(begin)
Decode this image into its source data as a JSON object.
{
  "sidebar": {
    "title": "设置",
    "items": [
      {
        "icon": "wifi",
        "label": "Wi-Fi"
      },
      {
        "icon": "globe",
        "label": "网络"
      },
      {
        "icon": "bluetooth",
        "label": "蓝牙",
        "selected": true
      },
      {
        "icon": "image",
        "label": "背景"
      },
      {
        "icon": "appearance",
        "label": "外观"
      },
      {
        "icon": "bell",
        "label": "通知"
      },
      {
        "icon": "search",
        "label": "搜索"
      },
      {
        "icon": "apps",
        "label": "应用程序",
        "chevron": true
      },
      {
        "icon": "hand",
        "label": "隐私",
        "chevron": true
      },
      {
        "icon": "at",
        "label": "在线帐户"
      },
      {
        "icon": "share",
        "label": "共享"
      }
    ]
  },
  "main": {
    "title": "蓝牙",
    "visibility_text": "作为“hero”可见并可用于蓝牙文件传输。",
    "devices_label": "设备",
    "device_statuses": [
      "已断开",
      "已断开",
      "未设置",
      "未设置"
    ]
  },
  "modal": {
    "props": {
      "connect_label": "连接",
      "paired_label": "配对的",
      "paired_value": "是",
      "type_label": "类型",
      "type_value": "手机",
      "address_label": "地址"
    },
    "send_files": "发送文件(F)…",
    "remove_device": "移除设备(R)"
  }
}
(end)
◆ **Written instruction**
Only lines with the string "image" belong in your answer; copy each one.

◆ **Full output**
Decode this image into its source data as a JSON object.
        "icon": "image",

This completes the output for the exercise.